Description of the task -
Type out the records that follow, exactly as given.

Start of Material supplied

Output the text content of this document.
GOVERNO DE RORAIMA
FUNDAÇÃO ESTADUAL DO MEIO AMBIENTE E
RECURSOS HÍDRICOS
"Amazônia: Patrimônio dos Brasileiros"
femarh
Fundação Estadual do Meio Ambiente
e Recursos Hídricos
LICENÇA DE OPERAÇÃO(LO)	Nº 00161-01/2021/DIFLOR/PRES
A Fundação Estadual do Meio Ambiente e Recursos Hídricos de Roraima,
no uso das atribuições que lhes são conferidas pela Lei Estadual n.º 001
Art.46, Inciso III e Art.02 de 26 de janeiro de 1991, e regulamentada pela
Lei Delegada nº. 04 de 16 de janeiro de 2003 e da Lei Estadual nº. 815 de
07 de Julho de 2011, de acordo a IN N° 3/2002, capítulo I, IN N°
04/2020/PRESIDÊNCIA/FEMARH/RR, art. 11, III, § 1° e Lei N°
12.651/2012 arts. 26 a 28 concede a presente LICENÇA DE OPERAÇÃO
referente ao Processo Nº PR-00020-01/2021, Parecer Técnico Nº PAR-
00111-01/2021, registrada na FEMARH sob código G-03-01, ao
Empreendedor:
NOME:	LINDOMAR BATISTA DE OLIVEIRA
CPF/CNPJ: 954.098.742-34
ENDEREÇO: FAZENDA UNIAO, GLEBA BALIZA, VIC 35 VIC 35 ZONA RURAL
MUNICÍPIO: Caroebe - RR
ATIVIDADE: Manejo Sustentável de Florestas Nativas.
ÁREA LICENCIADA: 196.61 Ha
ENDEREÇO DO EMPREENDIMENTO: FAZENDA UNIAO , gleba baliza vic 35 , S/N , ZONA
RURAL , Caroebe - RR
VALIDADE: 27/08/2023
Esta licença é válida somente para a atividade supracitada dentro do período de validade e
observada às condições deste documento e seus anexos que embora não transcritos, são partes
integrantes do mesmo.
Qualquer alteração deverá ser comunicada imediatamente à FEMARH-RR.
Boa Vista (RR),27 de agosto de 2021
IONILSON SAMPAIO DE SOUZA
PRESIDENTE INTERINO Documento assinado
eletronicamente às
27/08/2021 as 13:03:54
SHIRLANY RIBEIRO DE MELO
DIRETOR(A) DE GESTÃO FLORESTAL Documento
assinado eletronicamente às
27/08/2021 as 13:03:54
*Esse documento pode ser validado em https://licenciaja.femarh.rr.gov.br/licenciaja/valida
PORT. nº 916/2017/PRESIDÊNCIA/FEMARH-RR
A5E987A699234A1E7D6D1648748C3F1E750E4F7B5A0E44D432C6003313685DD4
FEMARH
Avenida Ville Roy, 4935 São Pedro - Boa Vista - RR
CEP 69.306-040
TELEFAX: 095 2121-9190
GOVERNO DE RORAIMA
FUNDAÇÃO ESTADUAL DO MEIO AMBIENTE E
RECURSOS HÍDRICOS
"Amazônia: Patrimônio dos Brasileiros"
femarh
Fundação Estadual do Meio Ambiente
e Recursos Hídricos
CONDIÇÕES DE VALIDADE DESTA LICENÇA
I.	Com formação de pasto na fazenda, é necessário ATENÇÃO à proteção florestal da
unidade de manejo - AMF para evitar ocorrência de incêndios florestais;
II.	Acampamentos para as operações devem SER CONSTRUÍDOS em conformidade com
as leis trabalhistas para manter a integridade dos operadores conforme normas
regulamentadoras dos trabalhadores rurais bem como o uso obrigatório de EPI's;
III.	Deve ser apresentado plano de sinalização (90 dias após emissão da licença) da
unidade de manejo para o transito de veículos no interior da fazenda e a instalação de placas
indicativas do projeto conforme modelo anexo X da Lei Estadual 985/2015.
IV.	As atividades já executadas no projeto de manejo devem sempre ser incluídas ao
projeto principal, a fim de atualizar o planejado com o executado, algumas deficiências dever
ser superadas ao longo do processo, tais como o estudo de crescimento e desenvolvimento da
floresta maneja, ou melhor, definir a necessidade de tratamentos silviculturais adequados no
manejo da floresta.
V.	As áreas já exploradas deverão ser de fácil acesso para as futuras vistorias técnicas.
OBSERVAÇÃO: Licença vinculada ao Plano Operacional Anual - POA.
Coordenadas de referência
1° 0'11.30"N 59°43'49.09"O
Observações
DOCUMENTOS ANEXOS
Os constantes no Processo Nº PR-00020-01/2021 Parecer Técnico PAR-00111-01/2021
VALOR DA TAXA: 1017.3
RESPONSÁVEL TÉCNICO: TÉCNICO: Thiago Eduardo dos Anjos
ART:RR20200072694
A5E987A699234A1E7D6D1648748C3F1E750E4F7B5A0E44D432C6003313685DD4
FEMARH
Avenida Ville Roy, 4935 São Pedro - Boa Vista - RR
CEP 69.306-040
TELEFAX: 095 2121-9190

End of Material supplied

Written solution -
Output the text content of this document.
GOVERNO DE RORAIMA
FUNDAÇÃO ESTADUAL DO MEIO AMBIENTE E
RECURSOS HÍDRICOS
"Amazônia: Patrimônio dos Brasileiros"
femarh
Fundação Estadual do Meio Ambiente
e Recursos Hídricos
LICENÇA DE OPERAÇÃO(LO)	Nº 00161-01/2021/DIFLOR/PRES
A Fundação Estadual do Meio Ambiente e Recursos Hídricos de Roraima,
no uso das atribuições que lhes são conferidas pela Lei Estadual n.º 001
Art.46, Inciso III e Art.02 de 26 de janeiro de 1991, e regulamentada pela
Lei Delegada nº. 04 de 16 de janeiro de 2003 e da Lei Estadual nº. 815 de
07 de Julho de 2011, de acordo a IN N° 3/2002, capítulo I, IN N°
04/2020/PRESIDÊNCIA/FEMARH/RR, art. 11, III, § 1° e Lei N°
12.651/2012 arts. 26 a 28 concede a presente LICENÇA DE OPERAÇÃO
referente ao Processo Nº PR-00020-01/2021, Parecer Técnico Nº PAR-
00111-01/2021, registrada na FEMARH sob código G-03-01, ao
Empreendedor:
NOME:	LINDOMAR BATISTA DE OLIVEIRA
CPF/CNPJ: 954.098.742-34
ENDEREÇO: FAZENDA UNIAO, GLEBA BALIZA, VIC 35 VIC 35 ZONA RURAL
MUNICÍPIO: Caroebe - RR
ATIVIDADE: Manejo Sustentável de Florestas Nativas.
ÁREA LICENCIADA: 196.61 Ha
ENDEREÇO DO EMPREENDIMENTO: FAZENDA UNIAO , gleba baliza vic 35 , S/N , ZONA
RURAL , Caroebe - RR
VALIDADE: 27/08/2023
Esta licença é válida somente para a atividade supracitada dentro do período de validade e
observada às condições deste documento e seus anexos que embora não transcritos, são partes
integrantes do mesmo.
Qualquer alteração deverá ser comunicada imediatamente à FEMARH-RR.
Boa Vista (RR),27 de agosto de 2021
IONILSON SAMPAIO DE SOUZA
PRESIDENTE INTERINO Documento assinado
eletronicamente às
27/08/2021 as 13:03:54
SHIRLANY RIBEIRO DE MELO
DIRETOR(A) DE GESTÃO FLORESTAL Documento
assinado eletronicamente às
27/08/2021 as 13:03:54
*Esse documento pode ser validado em https://licenciaja.femarh.rr.gov.br/licenciaja/valida
PORT. nº 916/2017/PRESIDÊNCIA/FEMARH-RR
A5E987A699234A1E7D6D1648748C3F1E750E4F7B5A0E44D432C6003313685DD4
FEMARH
Avenida Ville Roy, 4935 São Pedro - Boa Vista - RR
CEP 69.306-040
TELEFAX: 095 2121-9190
GOVERNO DE RORAIMA
FUNDAÇÃO ESTADUAL DO MEIO AMBIENTE E
RECURSOS HÍDRICOS
"Amazônia: Patrimônio dos Brasileiros"
femarh
Fundação Estadual do Meio Ambiente
e Recursos Hídricos
CONDIÇÕES DE VALIDADE DESTA LICENÇA
I.	Com formação de pasto na fazenda, é necessário ATENÇÃO à proteção florestal da
unidade de manejo - AMF para evitar ocorrência de incêndios florestais;
II.	Acampamentos para as operações devem SER CONSTRUÍDOS em conformidade com
as leis trabalhistas para manter a integridade dos operadores conforme normas
regulamentadoras dos trabalhadores rurais bem como o uso obrigatório de EPI's;
III.	Deve ser apresentado plano de sinalização (90 dias após emissão da licença) da
unidade de manejo para o transito de veículos no interior da fazenda e a instalação de placas
indicativas do projeto conforme modelo anexo X da Lei Estadual 985/2015.
IV.	As atividades já executadas no projeto de manejo devem sempre ser incluídas ao
projeto principal, a fim de atualizar o planejado com o executado, algumas deficiências dever
ser superadas ao longo do processo, tais como o estudo de crescimento e desenvolvimento da
floresta maneja, ou melhor, definir a necessidade de tratamentos silviculturais adequados no
manejo da floresta.
V.	As áreas já exploradas deverão ser de fácil acesso para as futuras vistorias técnicas.
OBSERVAÇÃO: Licença vinculada ao Plano Operacional Anual - POA.
Coordenadas de referência
1° 0'11.30"N 59°43'49.09"O
Observações
DOCUMENTOS ANEXOS
Os constantes no Processo Nº PR-00020-01/2021 Parecer Técnico PAR-00111-01/2021
VALOR DA TAXA: 1017.3
RESPONSÁVEL TÉCNICO: TÉCNICO: Thiago Eduardo dos Anjos
ART:RR20200072694
A5E987A699234A1E7D6D1648748C3F1E750E4F7B5A0E44D432C6003313685DD4
FEMARH
Avenida Ville Roy, 4935 São Pedro - Boa Vista - RR
CEP 69.306-040
TELEFAX: 095 2121-9190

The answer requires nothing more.